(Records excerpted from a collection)
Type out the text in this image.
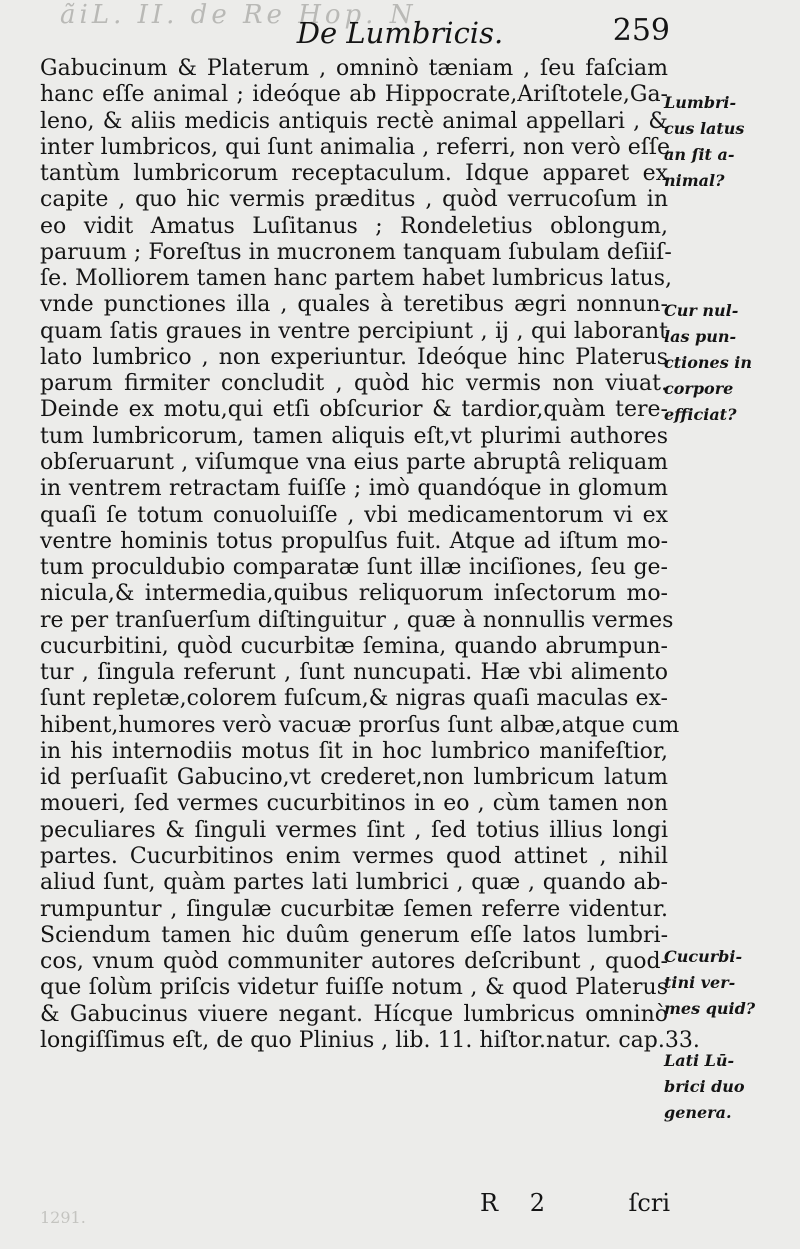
ãiL. II. de Re Hop. N.
De Lumbricis.	259
Gabucinum & Platerum , omninò tæniam , ſeu faſciam
hanc eſſe animal ; ideóque ab Hippocrate,Ariſtotele,Ga-
leno, & aliis medicis antiquis rectè animal appellari , &
inter lumbricos, qui ſunt animalia , referri, non verò eſſe
tantùm lumbricorum receptaculum. Idque apparet ex
capite , quo hic vermis præditus , quòd verrucoſum in
eo vidit Amatus Luſitanus ; Rondeletius oblongum,
paruum ; Foreſtus in mucronem tanquam ſubulam deſiiſ-
ſe. Molliorem tamen hanc partem habet lumbricus latus,
vnde punctiones illa , quales à teretibus ægri nonnun-
quam ſatis graues in ventre percipiunt , ij , qui laborant
lato lumbrico , non experiuntur. Ideóque hinc Platerus
parum firmiter concludit , quòd hic vermis non viuat.
Deinde ex motu,qui etſi obſcurior & tardior,quàm tere-
tum lumbricorum, tamen aliquis eſt,vt plurimi authores
obſeruarunt , viſumque vna eius parte abruptâ reliquam
in ventrem retractam fuiſſe ; imò quandóque in glomum
quaſi ſe totum conuoluiſſe , vbi medicamentorum vi ex
ventre hominis totus propulſus fuit. Atque ad iſtum mo-
tum proculdubio comparatæ ſunt illæ inciſiones, ſeu ge-
nicula,& intermedia,quibus reliquorum inſectorum mo-
re per tranſuerſum diſtinguitur , quæ à nonnullis vermes
cucurbitini, quòd cucurbitæ ſemina, quando abrumpun-
tur , ſingula referunt , ſunt nuncupati. Hæ vbi alimento
ſunt repletæ,colorem fuſcum,& nigras quaſi maculas ex-
hibent,humores verò vacuæ prorſus ſunt albæ,atque cum
in his internodiis motus ſit in hoc lumbrico manifeſtior,
id perſuaſit Gabucino,vt crederet,non lumbricum latum
moueri, ſed vermes cucurbitinos in eo , cùm tamen non
peculiares & ſinguli vermes ſint , ſed totius illius longi
partes. Cucurbitinos enim vermes quod attinet , nihil
aliud ſunt, quàm partes lati lumbrici , quæ , quando ab-
rumpuntur , ſingulæ cucurbitæ ſemen referre videntur.
Sciendum tamen hic duûm generum eſſe latos lumbri-
cos, vnum quòd communiter autores deſcribunt , quod-
que ſolùm priſcis videtur fuiſſe notum , & quod Platerus
& Gabucinus viuere negant. Hícque lumbricus omninò
longiſſimus eſt, de quo Plinius , lib. 11. hiſtor.natur. cap.33.
Lumbri-
cus latus
an ſit a-
nimal?
Cur nul-
las pun-
ctiones in
corpore
efficiat?
Cucurbi-
tini ver-
mes quid?
Lati Lū-
brici duo
genera.
R 2	ſcri
1291.
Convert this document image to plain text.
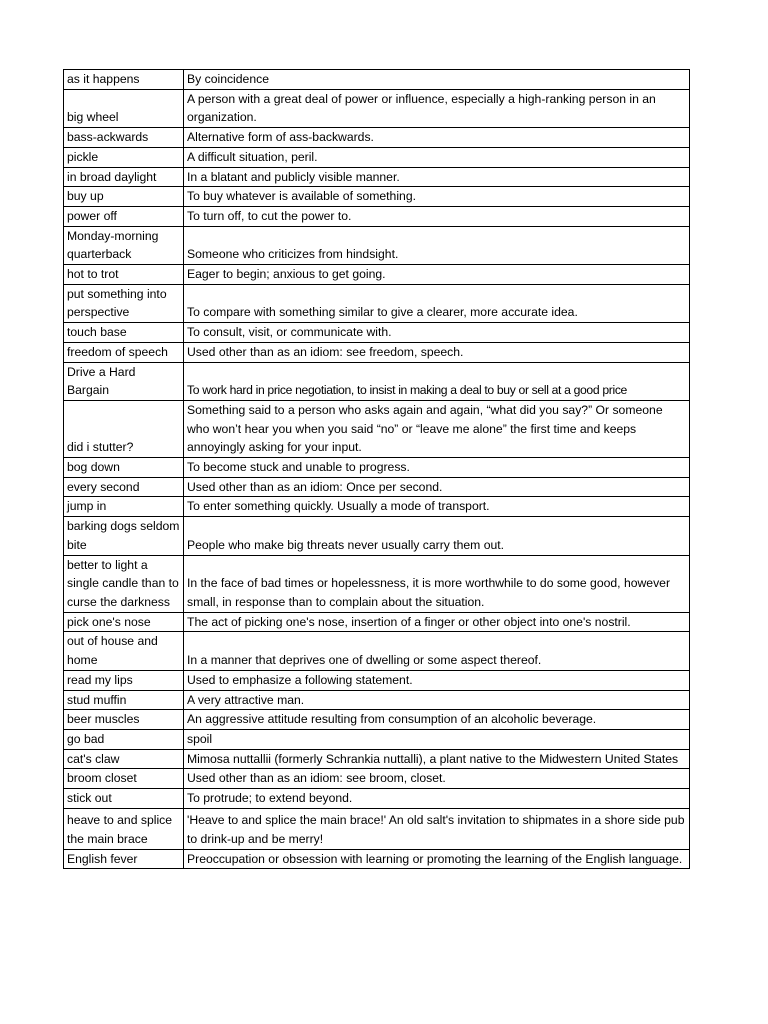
as it happens	By coincidence
big wheel	A person with a great deal of power or influence, especially a high-ranking person in an organization.
bass-ackwards	Alternative form of ass-backwards.
pickle	A difficult situation, peril.
in broad daylight	In a blatant and publicly visible manner.
buy up	To buy whatever is available of something.
power off	To turn off, to cut the power to.
Monday-morning quarterback	Someone who criticizes from hindsight.
hot to trot	Eager to begin; anxious to get going.
put something into perspective	To compare with something similar to give a clearer, more accurate idea.
touch base	To consult, visit, or communicate with.
freedom of speech	Used other than as an idiom: see freedom, speech.
Drive a Hard Bargain	To work hard in price negotiation, to insist in making a deal to buy or sell at a good price
did i stutter?	Something said to a person who asks again and again, “what did you say?” Or someone who won’t hear you when you said “no” or “leave me alone” the first time and keeps annoyingly asking for your input.
bog down	To become stuck and unable to progress.
every second	Used other than as an idiom: Once per second.
jump in	To enter something quickly. Usually a mode of transport.
barking dogs seldom bite	People who make big threats never usually carry them out.
better to light a single candle than to curse the darkness	In the face of bad times or hopelessness, it is more worthwhile to do some good, however small, in response than to complain about the situation.
pick one's nose	The act of picking one's nose, insertion of a finger or other object into one's nostril.
out of house and home	In a manner that deprives one of dwelling or some aspect thereof.
read my lips	Used to emphasize a following statement.
stud muffin	A very attractive man.
beer muscles	An aggressive attitude resulting from consumption of an alcoholic beverage.
go bad	spoil
cat's claw	Mimosa nuttallii (formerly Schrankia nuttalli), a plant native to the Midwestern United States
broom closet	Used other than as an idiom: see broom, closet.
stick out	To protrude; to extend beyond.
heave to and splice the main brace	'Heave to and splice the main brace!' An old salt's invitation to shipmates in a shore side pub to drink-up and be merry!
English fever	Preoccupation or obsession with learning or promoting the learning of the English language.
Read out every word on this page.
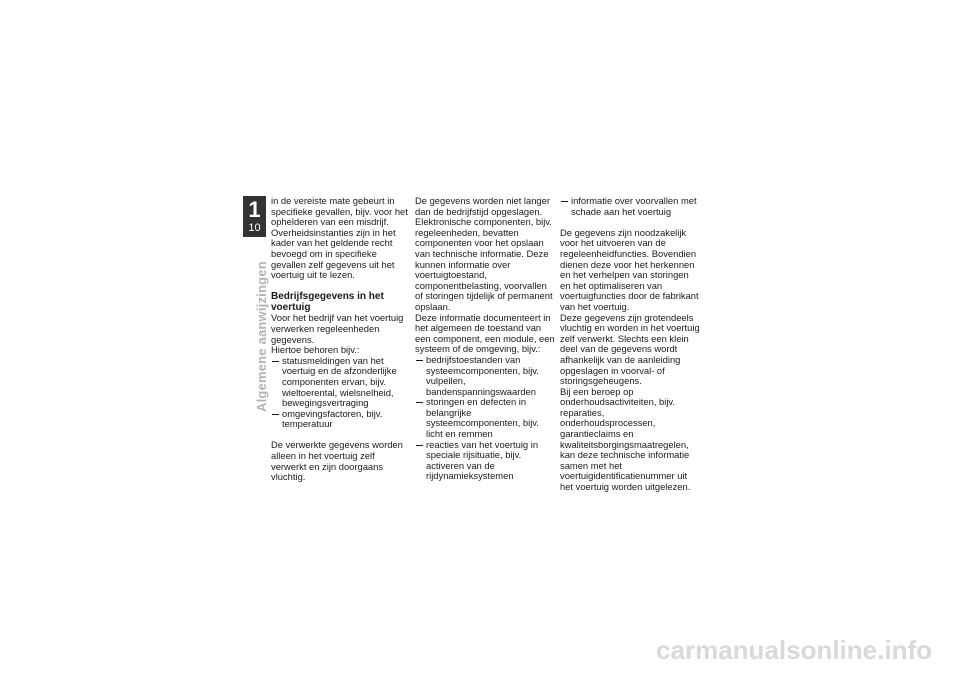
1
10
Algemene aanwijzingen

in de vereiste mate gebeurt in specifieke gevallen, bijv. voor het ophelderen van een misdrijf. Overheidsinstanties zijn in het kader van het geldende recht bevoegd om in specifieke gevallen zelf gegevens uit het voertuig uit te lezen.

Bedrijfsgegevens in het voertuig

Voor het bedrijf van het voertuig verwerken regeleenheden gegevens.

Hiertoe behoren bijv.:

statusmeldingen van het voertuig en de afzonderlijke componenten ervan, bijv. wieltoerental, wielsnelheid, bewegingsvertraging
omgevingsfactoren, bijv. temperatuur

De verwerkte gegevens worden alleen in het voertuig zelf verwerkt en zijn doorgaans vluchtig.

De gegevens worden niet langer dan de bedrijfstijd opgeslagen. Elektronische componenten, bijv. regeleenheden, bevatten componenten voor het opslaan van technische informatie. Deze kunnen informatie over voertuigtoestand, componentbelasting, voorvallen of storingen tijdelijk of permanent opslaan.

Deze informatie documenteert in het algemeen de toestand van een component, een module, een systeem of de omgeving, bijv.:

bedrijfstoestanden van systeemcomponenten, bijv. vulpeilen, bandenspanningswaarden
storingen en defecten in belangrijke systeemcomponenten, bijv. licht en remmen
reacties van het voertuig in speciale rijsituatie, bijv. activeren van de rijdynamieksystemen
informatie over voorvallen met schade aan het voertuig

De gegevens zijn noodzakelijk voor het uitvoeren van de regeleenheidfuncties. Bovendien dienen deze voor het herkennen en het verhelpen van storingen en het optimaliseren van voertuigfuncties door de fabrikant van het voertuig.

Deze gegevens zijn grotendeels vluchtig en worden in het voertuig zelf verwerkt. Slechts een klein deel van de gegevens wordt afhankelijk van de aanleiding opgeslagen in voorval- of storingsgeheugens.

Bij een beroep op onderhoudsactiviteiten, bijv. reparaties, onderhoudsprocessen, garantieclaims en kwaliteitsborgingsmaatregelen, kan deze technische informatie samen met het voertuigidentificatienummer uit het voertuig worden uitgelezen.

carmanualsonline.info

* [Given task] Every record is to be reproduced exactly, with no pictures included.

* [Solution]
Type out the text in this image.
ãiL. II. de Re Hop. N.
De Lumbricis.	259
Gabucinum & Platerum , omninò tæniam , ſeu faſciam
hanc eſſe animal ; ideóque ab Hippocrate,Ariſtotele,Ga-
leno, & aliis medicis antiquis rectè animal appellari , &
inter lumbricos, qui ſunt animalia , referri, non verò eſſe
tantùm lumbricorum receptaculum. Idque apparet ex
capite , quo hic vermis præditus , quòd verrucoſum in
eo vidit Amatus Luſitanus ; Rondeletius oblongum,
paruum ; Foreſtus in mucronem tanquam ſubulam deſiiſ-
ſe. Molliorem tamen hanc partem habet lumbricus latus,
vnde punctiones illa , quales à teretibus ægri nonnun-
quam ſatis graues in ventre percipiunt , ij , qui laborant
lato lumbrico , non experiuntur. Ideóque hinc Platerus
parum firmiter concludit , quòd hic vermis non viuat.
Deinde ex motu,qui etſi obſcurior & tardior,quàm tere-
tum lumbricorum, tamen aliquis eſt,vt plurimi authores
obſeruarunt , viſumque vna eius parte abruptâ reliquam
in ventrem retractam fuiſſe ; imò quandóque in glomum
quaſi ſe totum conuoluiſſe , vbi medicamentorum vi ex
ventre hominis totus propulſus fuit. Atque ad iſtum mo-
tum proculdubio comparatæ ſunt illæ inciſiones, ſeu ge-
nicula,& intermedia,quibus reliquorum inſectorum mo-
re per tranſuerſum diſtinguitur , quæ à nonnullis vermes
cucurbitini, quòd cucurbitæ ſemina, quando abrumpun-
tur , ſingula referunt , ſunt nuncupati. Hæ vbi alimento
ſunt repletæ,colorem fuſcum,& nigras quaſi maculas ex-
hibent,humores verò vacuæ prorſus ſunt albæ,atque cum
in his internodiis motus ſit in hoc lumbrico manifeſtior,
id perſuaſit Gabucino,vt crederet,non lumbricum latum
moueri, ſed vermes cucurbitinos in eo , cùm tamen non
peculiares & ſinguli vermes ſint , ſed totius illius longi
partes. Cucurbitinos enim vermes quod attinet , nihil
aliud ſunt, quàm partes lati lumbrici , quæ , quando ab-
rumpuntur , ſingulæ cucurbitæ ſemen referre videntur.
Sciendum tamen hic duûm generum eſſe latos lumbri-
cos, vnum quòd communiter autores deſcribunt , quod-
que ſolùm priſcis videtur fuiſſe notum , & quod Platerus
& Gabucinus viuere negant. Hícque lumbricus omninò
longiſſimus eſt, de quo Plinius , lib. 11. hiſtor.natur. cap.33.
Lumbri-
cus latus
an ſit a-
nimal?
Cur nul-
las pun-
ctiones in
corpore
efficiat?
Cucurbi-
tini ver-
mes quid?
Lati Lū-
brici duo
genera.
R 2	ſcri
1291.
Convert this document image to plain text.
as it happens	By coincidence
big wheel	A person with a great deal of power or influence, especially a high-ranking person in an organization.
bass-ackwards	Alternative form of ass-backwards.
pickle	A difficult situation, peril.
in broad daylight	In a blatant and publicly visible manner.
buy up	To buy whatever is available of something.
power off	To turn off, to cut the power to.
Monday-morning quarterback	Someone who criticizes from hindsight.
hot to trot	Eager to begin; anxious to get going.
put something into perspective	To compare with something similar to give a clearer, more accurate idea.
touch base	To consult, visit, or communicate with.
freedom of speech	Used other than as an idiom: see freedom, speech.
Drive a Hard Bargain	To work hard in price negotiation, to insist in making a deal to buy or sell at a good price
did i stutter?	Something said to a person who asks again and again, “what did you say?” Or someone who won’t hear you when you said “no” or “leave me alone” the first time and keeps annoyingly asking for your input.
bog down	To become stuck and unable to progress.
every second	Used other than as an idiom: Once per second.
jump in	To enter something quickly. Usually a mode of transport.
barking dogs seldom bite	People who make big threats never usually carry them out.
better to light a single candle than to curse the darkness	In the face of bad times or hopelessness, it is more worthwhile to do some good, however small, in response than to complain about the situation.
pick one's nose	The act of picking one's nose, insertion of a finger or other object into one's nostril.
out of house and home	In a manner that deprives one of dwelling or some aspect thereof.
read my lips	Used to emphasize a following statement.
stud muffin	A very attractive man.
beer muscles	An aggressive attitude resulting from consumption of an alcoholic beverage.
go bad	spoil
cat's claw	Mimosa nuttallii (formerly Schrankia nuttalli), a plant native to the Midwestern United States
broom closet	Used other than as an idiom: see broom, closet.
stick out	To protrude; to extend beyond.
heave to and splice the main brace	'Heave to and splice the main brace!' An old salt's invitation to shipmates in a shore side pub to drink-up and be merry!
English fever	Preoccupation or obsession with learning or promoting the learning of the English language.
Read out every word on this page.
1
10
Algemene aanwijzingen

in de vereiste mate gebeurt in specifieke gevallen, bijv. voor het ophelderen van een misdrijf. Overheidsinstanties zijn in het kader van het geldende recht bevoegd om in specifieke gevallen zelf gegevens uit het voertuig uit te lezen.

Bedrijfsgegevens in het voertuig

Voor het bedrijf van het voertuig verwerken regeleenheden gegevens.

Hiertoe behoren bijv.:

statusmeldingen van het voertuig en de afzonderlijke componenten ervan, bijv. wieltoerental, wielsnelheid, bewegingsvertraging
omgevingsfactoren, bijv. temperatuur

De verwerkte gegevens worden alleen in het voertuig zelf verwerkt en zijn doorgaans vluchtig.

De gegevens worden niet langer dan de bedrijfstijd opgeslagen. Elektronische componenten, bijv. regeleenheden, bevatten componenten voor het opslaan van technische informatie. Deze kunnen informatie over voertuigtoestand, componentbelasting, voorvallen of storingen tijdelijk of permanent opslaan.

Deze informatie documenteert in het algemeen de toestand van een component, een module, een systeem of de omgeving, bijv.:

bedrijfstoestanden van systeemcomponenten, bijv. vulpeilen, bandenspanningswaarden
storingen en defecten in belangrijke systeemcomponenten, bijv. licht en remmen
reacties van het voertuig in speciale rijsituatie, bijv. activeren van de rijdynamieksystemen
informatie over voorvallen met schade aan het voertuig

De gegevens zijn noodzakelijk voor het uitvoeren van de regeleenheidfuncties. Bovendien dienen deze voor het herkennen en het verhelpen van storingen en het optimaliseren van voertuigfuncties door de fabrikant van het voertuig.

Deze gegevens zijn grotendeels vluchtig en worden in het voertuig zelf verwerkt. Slechts een klein deel van de gegevens wordt afhankelijk van de aanleiding opgeslagen in voorval- of storingsgeheugens.

Bij een beroep op onderhoudsactiviteiten, bijv. reparaties, onderhoudsprocessen, garantieclaims en kwaliteitsborgingsmaatregelen, kan deze technische informatie samen met het voertuigidentificatienummer uit het voertuig worden uitgelezen.

carmanualsonline.info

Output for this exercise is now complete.